• [STATED EXERCISE]: The listing below must be repeated word for word, with its images excluded.

(Saved entries)
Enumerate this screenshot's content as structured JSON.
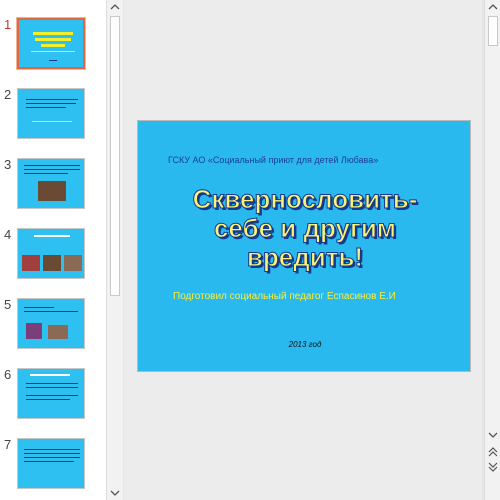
{
  "slides": [
    {
      "number": "1"
    },
    {
      "number": "2"
    },
    {
      "number": "3"
    },
    {
      "number": "4"
    },
    {
      "number": "5"
    },
    {
      "number": "6"
    },
    {
      "number": "7"
    }
  ],
  "current_slide": {
    "org": "ГСКУ АО  «Социальный приют для детей Любава»",
    "title_line1": "Сквернословить-",
    "title_line2": "себе и другим",
    "title_line3": "вредить!",
    "author": "Подготовил социальный педагог Еспасинов Е.И",
    "year": "2013 год"
  },
  "colors": {
    "slide_background": "#29b9ef",
    "title_fill": "#fbf27a",
    "title_outline": "#173a8a",
    "author_text": "#f6ef3b",
    "selection_border": "#e0673e"
  }
}
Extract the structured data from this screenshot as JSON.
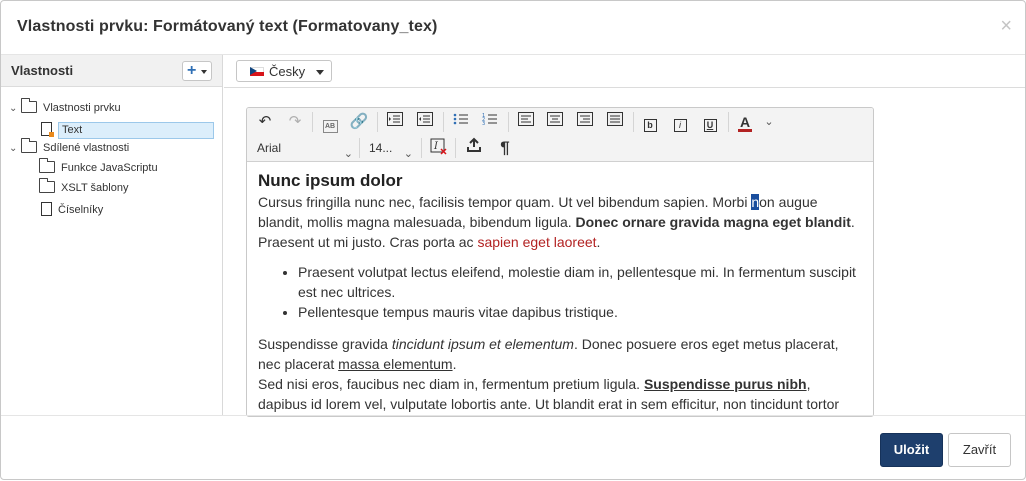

• [COMPLETE ANSWER]:
Enumerate this screenshot's content as structured JSON.
{
  "slides": [
    {
      "number": "1"
    },
    {
      "number": "2"
    },
    {
      "number": "3"
    },
    {
      "number": "4"
    },
    {
      "number": "5"
    },
    {
      "number": "6"
    },
    {
      "number": "7"
    }
  ],
  "current_slide": {
    "org": "ГСКУ АО  «Социальный приют для детей Любава»",
    "title_line1": "Сквернословить-",
    "title_line2": "себе и другим",
    "title_line3": "вредить!",
    "author": "Подготовил социальный педагог Еспасинов Е.И",
    "year": "2013 год"
  },
  "colors": {
    "slide_background": "#29b9ef",
    "title_fill": "#fbf27a",
    "title_outline": "#173a8a",
    "author_text": "#f6ef3b",
    "selection_border": "#e0673e"
  }
}
Extract the structured data from this screenshot as JSON.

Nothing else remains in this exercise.